> [What you should do]
Provide the count of lines that hold "Trial" and no other output.

> [Given entries]
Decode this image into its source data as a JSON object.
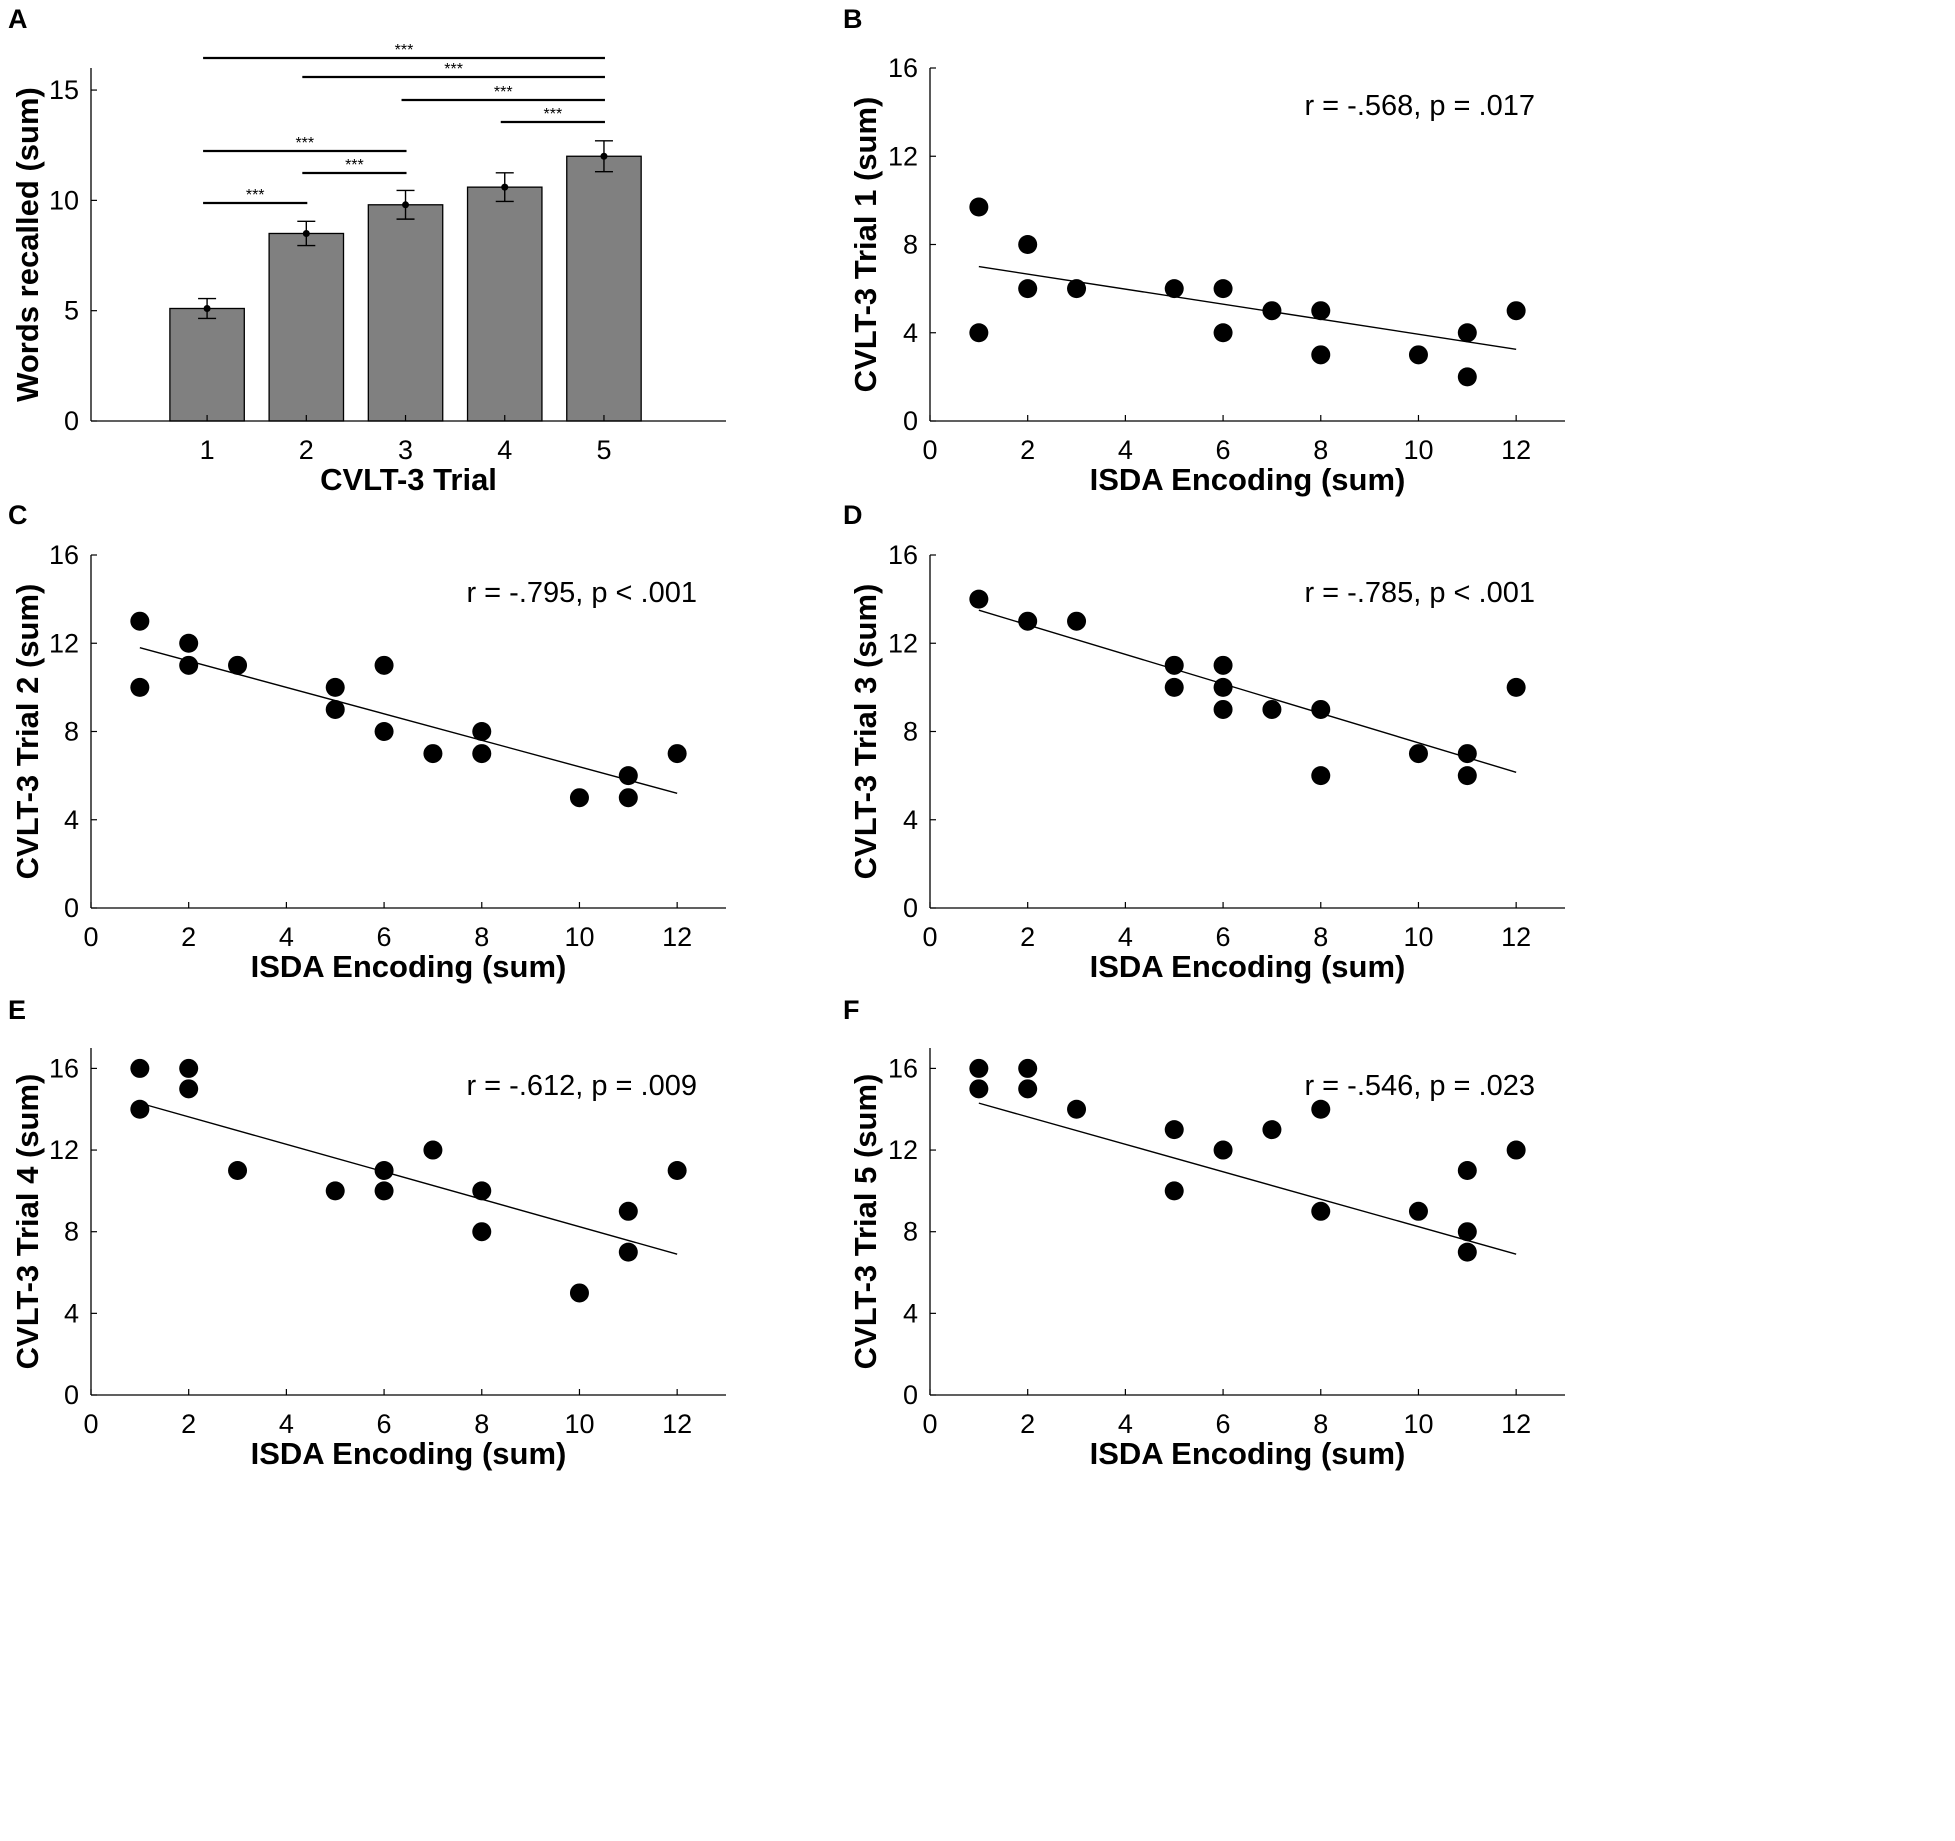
{
  "chart_data": [
    {
      "panel": "A",
      "type": "bar",
      "categories": [
        "1",
        "2",
        "3",
        "4",
        "5"
      ],
      "values": [
        5.1,
        8.5,
        9.8,
        10.6,
        12.0
      ],
      "errors": [
        0.45,
        0.55,
        0.65,
        0.65,
        0.7
      ],
      "xlabel": "CVLT-3 Trial",
      "ylabel": "Words recalled (sum)",
      "ylim": [
        0,
        16
      ],
      "yticks": [
        "0",
        "5",
        "10",
        "15"
      ],
      "bar_color": "#808080",
      "significance": [
        {
          "from": "1",
          "to": "5",
          "label": "***"
        },
        {
          "from": "2",
          "to": "5",
          "label": "***"
        },
        {
          "from": "3",
          "to": "5",
          "label": "***"
        },
        {
          "from": "4",
          "to": "5",
          "label": "***"
        },
        {
          "from": "1",
          "to": "3",
          "label": "***"
        },
        {
          "from": "2",
          "to": "3",
          "label": "***"
        },
        {
          "from": "1",
          "to": "2",
          "label": "***"
        }
      ]
    },
    {
      "panel": "B",
      "type": "scatter",
      "xlabel": "ISDA Encoding (sum)",
      "ylabel": "CVLT-3 Trial 1 (sum)",
      "annotation": "r = -.568, p = .017",
      "xlim": [
        0,
        13
      ],
      "ylim": [
        0,
        16
      ],
      "xticks": [
        "0",
        "2",
        "4",
        "6",
        "8",
        "10",
        "12"
      ],
      "yticks": [
        "0",
        "4",
        "8",
        "12",
        "16"
      ],
      "points": [
        [
          1,
          9.7
        ],
        [
          1,
          4
        ],
        [
          2,
          8
        ],
        [
          2,
          6
        ],
        [
          3,
          6
        ],
        [
          5,
          6
        ],
        [
          6,
          6
        ],
        [
          6,
          4
        ],
        [
          7,
          5
        ],
        [
          8,
          5
        ],
        [
          8,
          3
        ],
        [
          10,
          3
        ],
        [
          11,
          4
        ],
        [
          11,
          2
        ],
        [
          12,
          5
        ]
      ],
      "fit": {
        "x": [
          1,
          12
        ],
        "y": [
          7.0,
          3.25
        ]
      }
    },
    {
      "panel": "C",
      "type": "scatter",
      "xlabel": "ISDA Encoding (sum)",
      "ylabel": "CVLT-3 Trial 2 (sum)",
      "annotation": "r = -.795, p < .001",
      "xlim": [
        0,
        13
      ],
      "ylim": [
        0,
        16
      ],
      "xticks": [
        "0",
        "2",
        "4",
        "6",
        "8",
        "10",
        "12"
      ],
      "yticks": [
        "0",
        "4",
        "8",
        "12",
        "16"
      ],
      "points": [
        [
          1,
          13
        ],
        [
          1,
          10
        ],
        [
          2,
          12
        ],
        [
          2,
          11
        ],
        [
          3,
          11
        ],
        [
          5,
          10
        ],
        [
          5,
          9
        ],
        [
          6,
          11
        ],
        [
          6,
          8
        ],
        [
          7,
          7
        ],
        [
          8,
          8
        ],
        [
          8,
          7
        ],
        [
          10,
          5
        ],
        [
          11,
          6
        ],
        [
          11,
          5
        ],
        [
          12,
          7
        ]
      ],
      "fit": {
        "x": [
          1,
          12
        ],
        "y": [
          11.8,
          5.2
        ]
      }
    },
    {
      "panel": "D",
      "type": "scatter",
      "xlabel": "ISDA Encoding (sum)",
      "ylabel": "CVLT-3 Trial 3 (sum)",
      "annotation": "r = -.785, p < .001",
      "xlim": [
        0,
        13
      ],
      "ylim": [
        0,
        16
      ],
      "xticks": [
        "0",
        "2",
        "4",
        "6",
        "8",
        "10",
        "12"
      ],
      "yticks": [
        "0",
        "4",
        "8",
        "12",
        "16"
      ],
      "points": [
        [
          1,
          14
        ],
        [
          2,
          13
        ],
        [
          3,
          13
        ],
        [
          5,
          11
        ],
        [
          5,
          10
        ],
        [
          6,
          11
        ],
        [
          6,
          10
        ],
        [
          6,
          9
        ],
        [
          7,
          9
        ],
        [
          8,
          9
        ],
        [
          8,
          6
        ],
        [
          10,
          7
        ],
        [
          11,
          7
        ],
        [
          11,
          6
        ],
        [
          12,
          10
        ]
      ],
      "fit": {
        "x": [
          1,
          12
        ],
        "y": [
          13.5,
          6.15
        ]
      }
    },
    {
      "panel": "E",
      "type": "scatter",
      "xlabel": "ISDA Encoding (sum)",
      "ylabel": "CVLT-3 Trial 4 (sum)",
      "annotation": "r = -.612, p = .009",
      "xlim": [
        0,
        13
      ],
      "ylim": [
        0,
        17
      ],
      "xticks": [
        "0",
        "2",
        "4",
        "6",
        "8",
        "10",
        "12"
      ],
      "yticks": [
        "0",
        "4",
        "8",
        "12",
        "16"
      ],
      "points": [
        [
          1,
          16
        ],
        [
          1,
          14
        ],
        [
          2,
          16
        ],
        [
          2,
          15
        ],
        [
          3,
          11
        ],
        [
          5,
          10
        ],
        [
          6,
          11
        ],
        [
          6,
          10
        ],
        [
          7,
          12
        ],
        [
          8,
          10
        ],
        [
          8,
          8
        ],
        [
          10,
          5
        ],
        [
          11,
          9
        ],
        [
          11,
          7
        ],
        [
          12,
          11
        ]
      ],
      "fit": {
        "x": [
          1,
          12
        ],
        "y": [
          14.3,
          6.9
        ]
      }
    },
    {
      "panel": "F",
      "type": "scatter",
      "xlabel": "ISDA Encoding (sum)",
      "ylabel": "CVLT-3 Trial 5 (sum)",
      "annotation": "r = -.546, p = .023",
      "xlim": [
        0,
        13
      ],
      "ylim": [
        0,
        17
      ],
      "xticks": [
        "0",
        "2",
        "4",
        "6",
        "8",
        "10",
        "12"
      ],
      "yticks": [
        "0",
        "4",
        "8",
        "12",
        "16"
      ],
      "points": [
        [
          1,
          16
        ],
        [
          1,
          15
        ],
        [
          2,
          16
        ],
        [
          2,
          15
        ],
        [
          3,
          14
        ],
        [
          5,
          13
        ],
        [
          5,
          10
        ],
        [
          6,
          12
        ],
        [
          7,
          13
        ],
        [
          8,
          14
        ],
        [
          8,
          9
        ],
        [
          10,
          9
        ],
        [
          11,
          11
        ],
        [
          11,
          8
        ],
        [
          11,
          7
        ],
        [
          12,
          12
        ]
      ],
      "fit": {
        "x": [
          1,
          12
        ],
        "y": [
          14.3,
          6.9
        ]
      }
    }
  ]
}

> [Task solution]
6